Collected data entries:
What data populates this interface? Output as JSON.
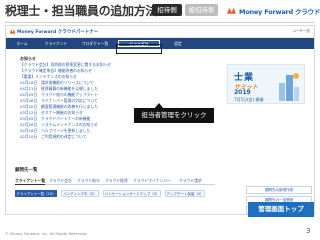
{
  "slide": {
    "title": "税理士・担当職員の追加方法",
    "pills": {
      "active": "招待側",
      "inactive": "被招待側"
    },
    "brand": "Money Forward クラウド",
    "caption": "管理画面トップ",
    "page_number": "3",
    "copyright": "© Money Forward, Inc. All Rights Reserved."
  },
  "app": {
    "logo": "Money Forward クラウドパートナー",
    "user": "ユーザー名",
    "nav": [
      "ホーム",
      "クライアント",
      "プロダクト一覧",
      "担当者管理",
      "設定"
    ],
    "notice_title": "お知らせ",
    "notices": [
      "【クラウド会計】消費税の税率変更に関するお知らせ",
      "【クラウド確定申告】機能改善のお知らせ",
      "【重要】メンテナンスのお知らせ",
      "04月18日　請求書機能のリリースについて",
      "04月11日　経費精算の新機能を公開しました",
      "04月05日　クラウド給与の機能アップデート",
      "03月28日　マイナンバー管理の対応について",
      "03月20日　顧客管理機能の改善を行いました",
      "03月12日　セミナー開催のお知らせ",
      "03月05日　クラウドパートナーの新機能",
      "02月26日　システムメンテナンスのお知らせ",
      "02月18日　ヘルプページを更新しました",
      "02月10日　ご利用規約の改定について"
    ],
    "banner": {
      "kanji": "士業",
      "summit": "サミット",
      "year": "2019",
      "date": "7月5日(金) 開催"
    },
    "tooltip": "担当者管理をクリック",
    "client_section_title": "顧問先一覧",
    "client_tabs": [
      "クライアント一覧",
      "クラウド会計",
      "クラウド給与",
      "クラウド経費",
      "クラウドマイナンバー",
      "クラウド請求"
    ],
    "filter_chips": [
      "クライアント一覧（10）",
      "ペンディング中（0）",
      "バンケーションガードアップ（0）",
      "アップデート保留（0）"
    ],
    "right_buttons": [
      "顧問先の新規作成",
      "顧問先の一括登録",
      "顧問先を追加する"
    ]
  },
  "colors": {
    "brand_blue": "#1f5ca8",
    "nav_bg": "#22467f",
    "caption_bg": "#1f6fc0",
    "tooltip_bg": "#111111"
  }
}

What is asked: Your copy should repeat each entry above exactly but contain no pictures.

Written solution:
What data populates this interface? Output as JSON.
{
  "slide": {
    "title": "税理士・担当職員の追加方法",
    "pills": {
      "active": "招待側",
      "inactive": "被招待側"
    },
    "brand": "Money Forward クラウド",
    "caption": "管理画面トップ",
    "page_number": "3",
    "copyright": "© Money Forward, Inc. All Rights Reserved."
  },
  "app": {
    "logo": "Money Forward クラウドパートナー",
    "user": "ユーザー名",
    "nav": [
      "ホーム",
      "クライアント",
      "プロダクト一覧",
      "担当者管理",
      "設定"
    ],
    "notice_title": "お知らせ",
    "notices": [
      "【クラウド会計】消費税の税率変更に関するお知らせ",
      "【クラウド確定申告】機能改善のお知らせ",
      "【重要】メンテナンスのお知らせ",
      "04月18日　請求書機能のリリースについて",
      "04月11日　経費精算の新機能を公開しました",
      "04月05日　クラウド給与の機能アップデート",
      "03月28日　マイナンバー管理の対応について",
      "03月20日　顧客管理機能の改善を行いました",
      "03月12日　セミナー開催のお知らせ",
      "03月05日　クラウドパートナーの新機能",
      "02月26日　システムメンテナンスのお知らせ",
      "02月18日　ヘルプページを更新しました",
      "02月10日　ご利用規約の改定について"
    ],
    "banner": {
      "kanji": "士業",
      "summit": "サミット",
      "year": "2019",
      "date": "7月5日(金) 開催"
    },
    "tooltip": "担当者管理をクリック",
    "client_section_title": "顧問先一覧",
    "client_tabs": [
      "クライアント一覧",
      "クラウド会計",
      "クラウド給与",
      "クラウド経費",
      "クラウドマイナンバー",
      "クラウド請求"
    ],
    "filter_chips": [
      "クライアント一覧（10）",
      "ペンディング中（0）",
      "バンケーションガードアップ（0）",
      "アップデート保留（0）"
    ],
    "right_buttons": [
      "顧問先の新規作成",
      "顧問先の一括登録",
      "顧問先を追加する"
    ]
  },
  "colors": {
    "brand_blue": "#1f5ca8",
    "nav_bg": "#22467f",
    "caption_bg": "#1f6fc0",
    "tooltip_bg": "#111111"
  }
}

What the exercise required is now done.